> _Given exercise_: Find the lines of data that contain the string "Waals", then list them.

>> Start Data lines

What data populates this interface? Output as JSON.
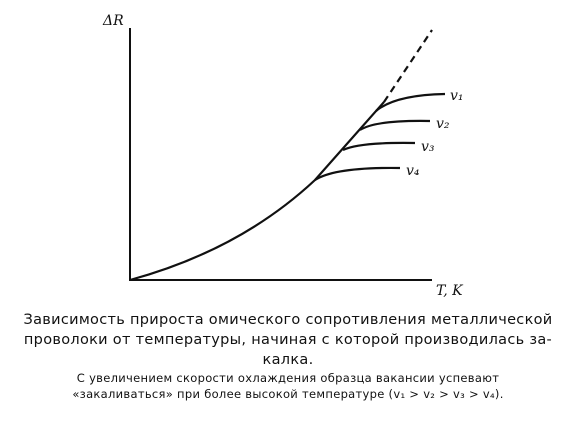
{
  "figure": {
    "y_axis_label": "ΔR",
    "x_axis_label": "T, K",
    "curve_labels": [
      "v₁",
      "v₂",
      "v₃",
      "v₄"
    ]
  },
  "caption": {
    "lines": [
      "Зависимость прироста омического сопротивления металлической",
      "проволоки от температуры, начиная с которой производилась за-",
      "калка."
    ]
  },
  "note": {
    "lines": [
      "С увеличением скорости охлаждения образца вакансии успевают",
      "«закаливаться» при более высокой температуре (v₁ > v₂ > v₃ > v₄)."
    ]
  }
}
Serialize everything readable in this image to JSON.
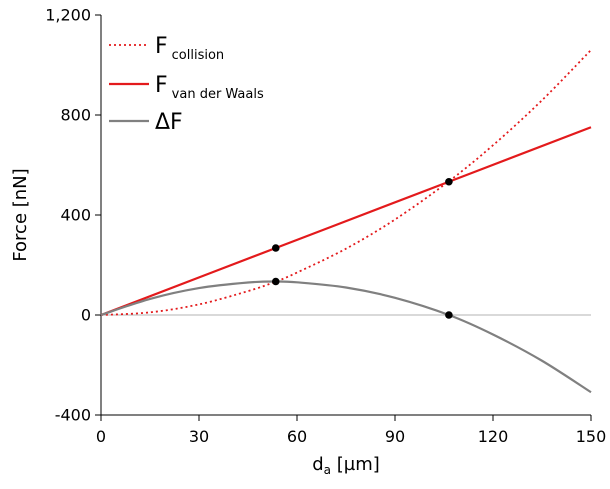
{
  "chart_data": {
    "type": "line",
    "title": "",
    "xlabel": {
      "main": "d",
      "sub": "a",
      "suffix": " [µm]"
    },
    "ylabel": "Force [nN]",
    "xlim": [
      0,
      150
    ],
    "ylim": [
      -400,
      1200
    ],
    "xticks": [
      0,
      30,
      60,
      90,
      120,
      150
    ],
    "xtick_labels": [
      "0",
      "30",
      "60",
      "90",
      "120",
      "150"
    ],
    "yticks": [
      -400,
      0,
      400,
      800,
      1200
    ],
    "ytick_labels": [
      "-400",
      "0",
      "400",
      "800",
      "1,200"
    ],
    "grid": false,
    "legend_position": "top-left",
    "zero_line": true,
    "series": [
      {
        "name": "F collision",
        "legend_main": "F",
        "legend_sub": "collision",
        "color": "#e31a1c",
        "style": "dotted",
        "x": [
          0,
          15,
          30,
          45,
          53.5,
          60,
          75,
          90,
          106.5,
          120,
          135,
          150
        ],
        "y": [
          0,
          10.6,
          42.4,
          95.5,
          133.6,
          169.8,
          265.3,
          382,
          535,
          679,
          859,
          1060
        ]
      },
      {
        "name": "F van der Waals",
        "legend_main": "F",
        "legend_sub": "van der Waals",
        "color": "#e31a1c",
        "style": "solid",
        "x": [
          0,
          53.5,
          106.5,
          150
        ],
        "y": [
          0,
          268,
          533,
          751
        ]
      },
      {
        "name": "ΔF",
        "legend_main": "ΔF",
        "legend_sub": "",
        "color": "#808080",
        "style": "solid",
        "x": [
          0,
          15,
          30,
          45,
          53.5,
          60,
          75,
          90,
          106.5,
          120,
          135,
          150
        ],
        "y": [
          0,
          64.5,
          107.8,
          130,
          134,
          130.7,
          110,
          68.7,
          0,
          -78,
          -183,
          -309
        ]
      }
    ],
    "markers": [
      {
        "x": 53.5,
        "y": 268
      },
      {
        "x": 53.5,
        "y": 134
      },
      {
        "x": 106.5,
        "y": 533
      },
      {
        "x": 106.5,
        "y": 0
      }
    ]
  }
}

>> End Data lines
>> Start Data lines

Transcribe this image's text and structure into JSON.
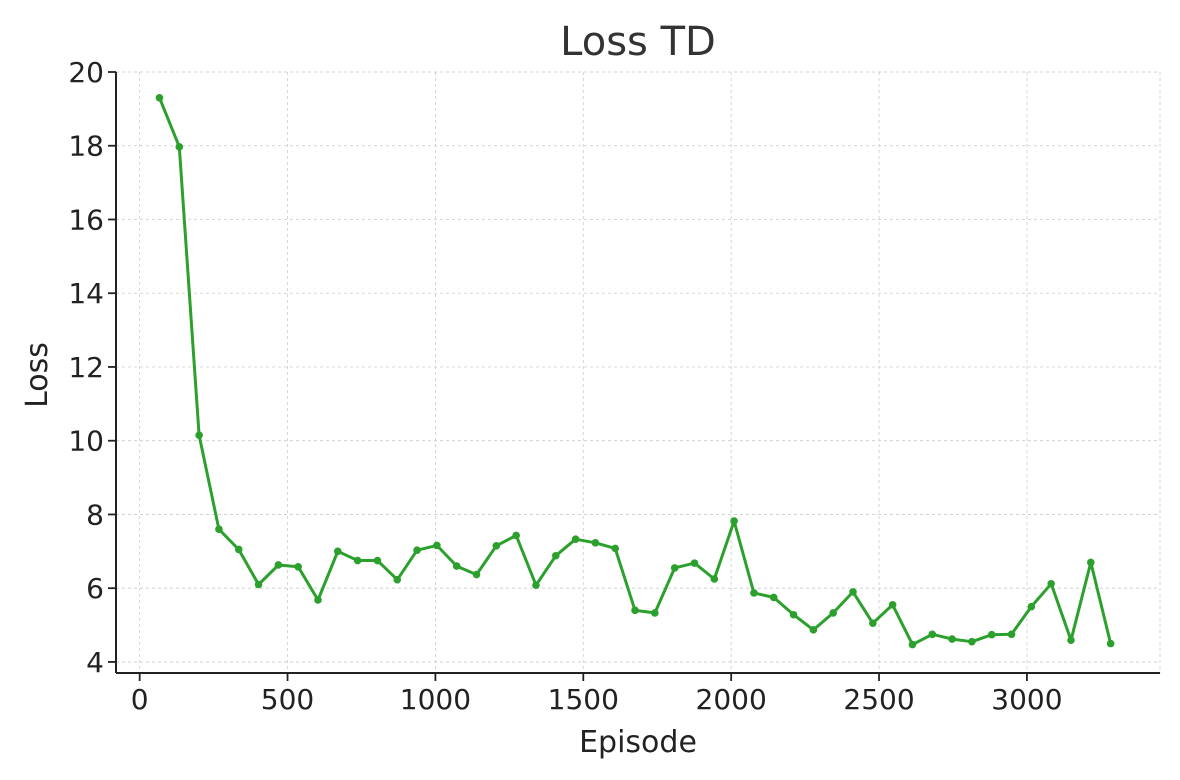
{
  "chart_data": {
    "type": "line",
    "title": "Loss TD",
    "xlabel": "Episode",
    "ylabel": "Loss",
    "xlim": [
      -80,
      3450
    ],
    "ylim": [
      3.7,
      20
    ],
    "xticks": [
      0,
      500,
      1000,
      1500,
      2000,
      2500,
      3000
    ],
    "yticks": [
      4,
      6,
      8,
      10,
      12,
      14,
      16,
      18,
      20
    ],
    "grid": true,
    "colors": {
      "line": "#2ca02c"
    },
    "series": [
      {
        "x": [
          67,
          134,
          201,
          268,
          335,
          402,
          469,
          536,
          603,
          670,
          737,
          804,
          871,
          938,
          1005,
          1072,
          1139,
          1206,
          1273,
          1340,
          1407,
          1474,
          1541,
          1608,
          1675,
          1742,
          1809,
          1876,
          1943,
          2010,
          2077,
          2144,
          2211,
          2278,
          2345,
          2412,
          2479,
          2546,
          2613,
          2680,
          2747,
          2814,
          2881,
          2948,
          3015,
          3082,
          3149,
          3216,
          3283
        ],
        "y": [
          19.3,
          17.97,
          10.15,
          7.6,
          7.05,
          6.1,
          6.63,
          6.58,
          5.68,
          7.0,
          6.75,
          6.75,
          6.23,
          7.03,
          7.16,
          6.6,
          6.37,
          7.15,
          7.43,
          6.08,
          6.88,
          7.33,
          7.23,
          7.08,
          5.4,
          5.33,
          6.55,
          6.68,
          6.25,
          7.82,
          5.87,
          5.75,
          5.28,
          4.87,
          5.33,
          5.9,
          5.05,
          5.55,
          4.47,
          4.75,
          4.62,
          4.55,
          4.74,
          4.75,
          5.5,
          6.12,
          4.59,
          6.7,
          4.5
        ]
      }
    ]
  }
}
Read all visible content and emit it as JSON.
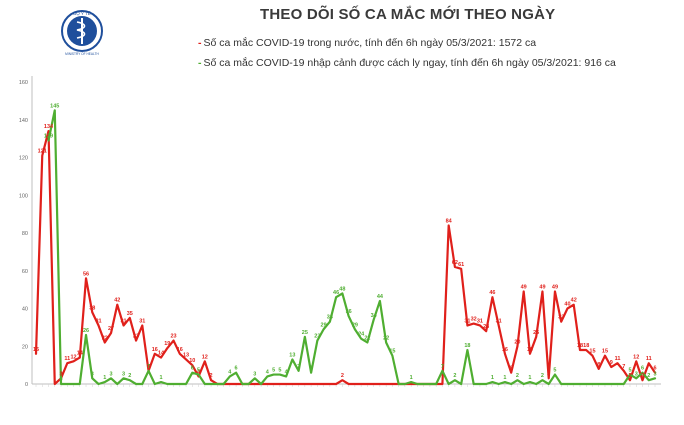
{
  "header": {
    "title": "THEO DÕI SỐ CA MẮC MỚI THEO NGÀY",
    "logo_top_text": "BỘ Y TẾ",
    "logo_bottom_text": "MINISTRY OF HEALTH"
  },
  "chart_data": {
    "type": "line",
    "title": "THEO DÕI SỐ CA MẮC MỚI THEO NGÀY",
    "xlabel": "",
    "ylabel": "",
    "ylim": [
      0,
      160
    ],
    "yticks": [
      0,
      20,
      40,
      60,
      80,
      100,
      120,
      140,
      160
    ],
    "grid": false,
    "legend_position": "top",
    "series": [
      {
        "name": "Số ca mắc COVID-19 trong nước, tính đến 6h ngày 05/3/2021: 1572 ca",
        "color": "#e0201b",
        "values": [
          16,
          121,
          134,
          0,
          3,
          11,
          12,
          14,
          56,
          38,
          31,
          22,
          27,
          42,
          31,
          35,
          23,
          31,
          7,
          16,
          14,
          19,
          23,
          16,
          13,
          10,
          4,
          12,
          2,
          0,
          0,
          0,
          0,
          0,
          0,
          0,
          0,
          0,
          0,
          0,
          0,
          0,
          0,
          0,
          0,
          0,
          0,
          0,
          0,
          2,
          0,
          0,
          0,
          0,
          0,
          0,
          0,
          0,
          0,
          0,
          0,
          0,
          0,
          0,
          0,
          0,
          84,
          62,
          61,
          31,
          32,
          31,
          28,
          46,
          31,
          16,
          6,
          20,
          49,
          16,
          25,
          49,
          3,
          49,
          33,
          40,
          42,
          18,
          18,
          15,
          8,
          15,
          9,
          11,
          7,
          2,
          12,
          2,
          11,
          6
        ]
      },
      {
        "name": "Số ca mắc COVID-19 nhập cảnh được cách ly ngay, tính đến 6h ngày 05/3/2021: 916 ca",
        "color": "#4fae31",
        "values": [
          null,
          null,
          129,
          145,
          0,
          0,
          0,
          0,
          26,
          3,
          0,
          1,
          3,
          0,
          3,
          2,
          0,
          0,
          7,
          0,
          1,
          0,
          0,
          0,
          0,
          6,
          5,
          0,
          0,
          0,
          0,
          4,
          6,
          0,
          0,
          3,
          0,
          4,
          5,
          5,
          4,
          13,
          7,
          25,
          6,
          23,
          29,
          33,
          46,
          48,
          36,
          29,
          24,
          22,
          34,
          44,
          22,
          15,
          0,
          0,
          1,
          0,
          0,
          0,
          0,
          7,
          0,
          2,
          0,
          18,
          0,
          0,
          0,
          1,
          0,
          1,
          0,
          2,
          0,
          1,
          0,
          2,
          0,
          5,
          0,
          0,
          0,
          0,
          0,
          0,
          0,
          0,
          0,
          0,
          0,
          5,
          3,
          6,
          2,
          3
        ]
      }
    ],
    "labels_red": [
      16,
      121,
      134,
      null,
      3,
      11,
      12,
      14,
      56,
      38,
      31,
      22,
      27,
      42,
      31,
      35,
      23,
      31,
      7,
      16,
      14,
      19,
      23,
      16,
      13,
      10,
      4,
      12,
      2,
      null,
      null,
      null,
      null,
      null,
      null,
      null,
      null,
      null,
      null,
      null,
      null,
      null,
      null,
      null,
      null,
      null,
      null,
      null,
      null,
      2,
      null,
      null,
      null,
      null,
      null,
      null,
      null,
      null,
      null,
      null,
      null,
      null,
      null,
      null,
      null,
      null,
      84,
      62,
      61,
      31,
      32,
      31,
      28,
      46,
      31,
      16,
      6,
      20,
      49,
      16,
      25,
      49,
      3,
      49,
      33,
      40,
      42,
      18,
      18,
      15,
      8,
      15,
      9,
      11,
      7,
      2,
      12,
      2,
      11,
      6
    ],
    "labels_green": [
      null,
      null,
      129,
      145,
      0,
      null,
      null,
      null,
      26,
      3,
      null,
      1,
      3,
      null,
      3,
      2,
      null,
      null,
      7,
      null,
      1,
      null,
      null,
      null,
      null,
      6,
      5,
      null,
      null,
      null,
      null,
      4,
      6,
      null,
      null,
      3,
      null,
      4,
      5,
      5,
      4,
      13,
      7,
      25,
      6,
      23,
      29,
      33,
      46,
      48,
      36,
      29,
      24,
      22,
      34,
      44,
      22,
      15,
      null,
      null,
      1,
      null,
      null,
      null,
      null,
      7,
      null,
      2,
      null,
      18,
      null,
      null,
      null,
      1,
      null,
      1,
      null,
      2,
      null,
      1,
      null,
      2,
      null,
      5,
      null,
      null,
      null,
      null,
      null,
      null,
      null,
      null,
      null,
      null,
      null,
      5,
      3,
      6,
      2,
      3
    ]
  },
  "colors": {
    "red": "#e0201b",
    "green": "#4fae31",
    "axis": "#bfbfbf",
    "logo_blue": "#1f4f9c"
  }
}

>> End Data lines
>> Start Data lines

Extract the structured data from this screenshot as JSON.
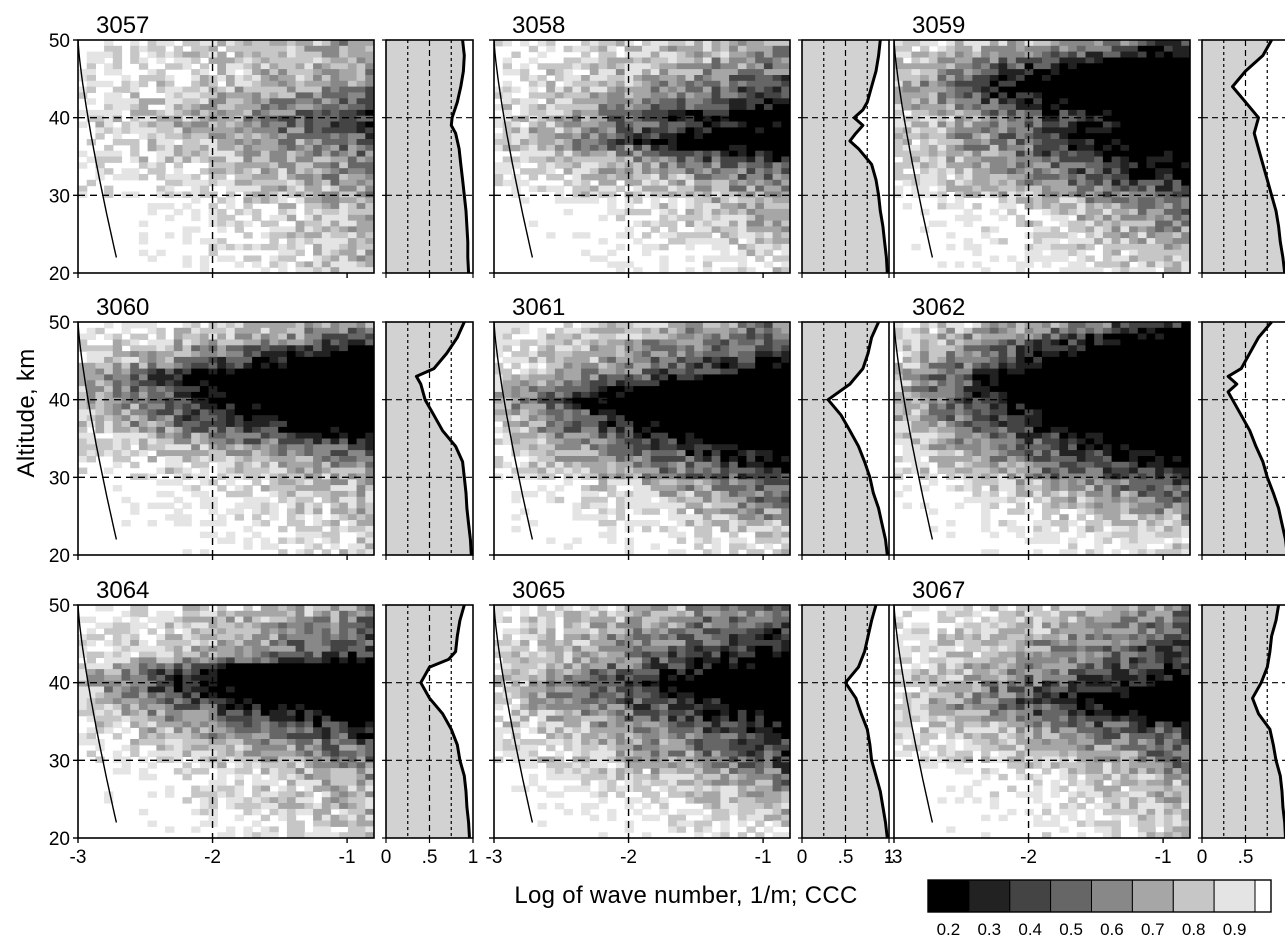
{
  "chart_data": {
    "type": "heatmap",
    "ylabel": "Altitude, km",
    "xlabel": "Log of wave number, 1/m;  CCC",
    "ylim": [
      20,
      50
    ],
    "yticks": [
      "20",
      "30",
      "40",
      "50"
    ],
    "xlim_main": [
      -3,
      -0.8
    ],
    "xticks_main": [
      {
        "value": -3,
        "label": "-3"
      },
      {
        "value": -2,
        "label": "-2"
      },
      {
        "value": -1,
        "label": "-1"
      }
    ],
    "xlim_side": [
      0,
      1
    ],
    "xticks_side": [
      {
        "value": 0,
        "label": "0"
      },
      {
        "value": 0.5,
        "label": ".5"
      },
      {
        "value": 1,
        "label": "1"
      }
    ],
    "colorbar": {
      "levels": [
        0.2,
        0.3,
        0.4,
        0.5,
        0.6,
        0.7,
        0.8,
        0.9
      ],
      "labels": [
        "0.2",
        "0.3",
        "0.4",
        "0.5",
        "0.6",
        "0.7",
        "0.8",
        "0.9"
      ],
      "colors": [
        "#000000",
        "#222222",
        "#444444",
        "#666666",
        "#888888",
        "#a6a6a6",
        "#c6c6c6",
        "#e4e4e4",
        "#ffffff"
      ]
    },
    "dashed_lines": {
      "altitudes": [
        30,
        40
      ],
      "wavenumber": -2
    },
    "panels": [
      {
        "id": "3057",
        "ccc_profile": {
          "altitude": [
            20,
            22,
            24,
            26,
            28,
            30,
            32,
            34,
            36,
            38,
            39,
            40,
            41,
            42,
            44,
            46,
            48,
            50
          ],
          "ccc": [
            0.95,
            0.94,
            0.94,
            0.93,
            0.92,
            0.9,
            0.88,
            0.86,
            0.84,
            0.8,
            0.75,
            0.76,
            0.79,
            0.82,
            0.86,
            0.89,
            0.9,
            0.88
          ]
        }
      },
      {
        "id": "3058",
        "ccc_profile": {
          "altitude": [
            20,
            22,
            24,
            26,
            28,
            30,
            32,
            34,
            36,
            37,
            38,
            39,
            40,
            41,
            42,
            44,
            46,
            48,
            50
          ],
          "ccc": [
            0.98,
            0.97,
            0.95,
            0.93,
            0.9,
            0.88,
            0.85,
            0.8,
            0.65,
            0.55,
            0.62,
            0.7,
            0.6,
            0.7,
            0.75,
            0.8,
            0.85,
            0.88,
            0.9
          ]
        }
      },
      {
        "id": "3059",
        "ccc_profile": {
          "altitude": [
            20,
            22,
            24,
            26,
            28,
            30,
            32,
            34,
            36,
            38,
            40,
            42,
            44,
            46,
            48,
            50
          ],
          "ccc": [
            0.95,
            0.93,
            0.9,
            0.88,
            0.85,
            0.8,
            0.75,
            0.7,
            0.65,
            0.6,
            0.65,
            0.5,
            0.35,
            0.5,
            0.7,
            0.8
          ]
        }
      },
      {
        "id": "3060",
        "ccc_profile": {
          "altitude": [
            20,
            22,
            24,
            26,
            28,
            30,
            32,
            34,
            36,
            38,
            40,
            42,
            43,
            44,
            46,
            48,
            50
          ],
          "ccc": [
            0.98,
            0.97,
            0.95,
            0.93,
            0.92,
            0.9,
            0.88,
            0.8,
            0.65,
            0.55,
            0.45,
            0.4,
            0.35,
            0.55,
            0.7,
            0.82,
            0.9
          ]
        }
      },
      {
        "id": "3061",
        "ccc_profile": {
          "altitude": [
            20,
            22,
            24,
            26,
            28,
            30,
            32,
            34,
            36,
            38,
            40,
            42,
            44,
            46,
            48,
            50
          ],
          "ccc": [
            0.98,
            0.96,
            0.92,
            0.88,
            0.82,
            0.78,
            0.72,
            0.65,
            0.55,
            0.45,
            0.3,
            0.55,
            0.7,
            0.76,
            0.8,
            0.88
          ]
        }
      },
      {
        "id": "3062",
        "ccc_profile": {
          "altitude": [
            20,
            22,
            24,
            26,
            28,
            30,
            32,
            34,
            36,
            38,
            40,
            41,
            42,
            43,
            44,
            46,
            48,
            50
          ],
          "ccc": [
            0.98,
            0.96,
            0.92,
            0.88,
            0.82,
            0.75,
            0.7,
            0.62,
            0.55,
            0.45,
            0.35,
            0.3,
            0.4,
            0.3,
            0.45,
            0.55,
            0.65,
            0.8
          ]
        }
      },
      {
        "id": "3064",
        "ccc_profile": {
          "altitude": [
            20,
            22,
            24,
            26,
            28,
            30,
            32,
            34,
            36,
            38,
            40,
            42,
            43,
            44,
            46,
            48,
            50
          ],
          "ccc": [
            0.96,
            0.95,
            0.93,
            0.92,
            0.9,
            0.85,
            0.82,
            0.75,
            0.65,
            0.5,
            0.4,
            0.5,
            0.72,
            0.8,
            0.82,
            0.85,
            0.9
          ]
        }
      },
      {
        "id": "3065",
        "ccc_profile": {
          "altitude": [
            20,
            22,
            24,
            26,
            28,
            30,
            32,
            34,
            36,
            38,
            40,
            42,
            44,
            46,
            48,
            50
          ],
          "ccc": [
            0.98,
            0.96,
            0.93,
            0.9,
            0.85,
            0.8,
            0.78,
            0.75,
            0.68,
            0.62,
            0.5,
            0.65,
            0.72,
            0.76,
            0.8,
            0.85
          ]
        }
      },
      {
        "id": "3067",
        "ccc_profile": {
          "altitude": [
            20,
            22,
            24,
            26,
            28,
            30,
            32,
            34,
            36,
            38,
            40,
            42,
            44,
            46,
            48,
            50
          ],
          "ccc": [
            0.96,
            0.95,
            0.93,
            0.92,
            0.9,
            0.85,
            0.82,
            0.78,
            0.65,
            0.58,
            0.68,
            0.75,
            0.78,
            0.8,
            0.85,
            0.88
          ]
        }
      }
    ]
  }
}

>> End Data lines

> _Correct output_:
        "name": "F van der Waals",
        "legend_sub": "van der Waals",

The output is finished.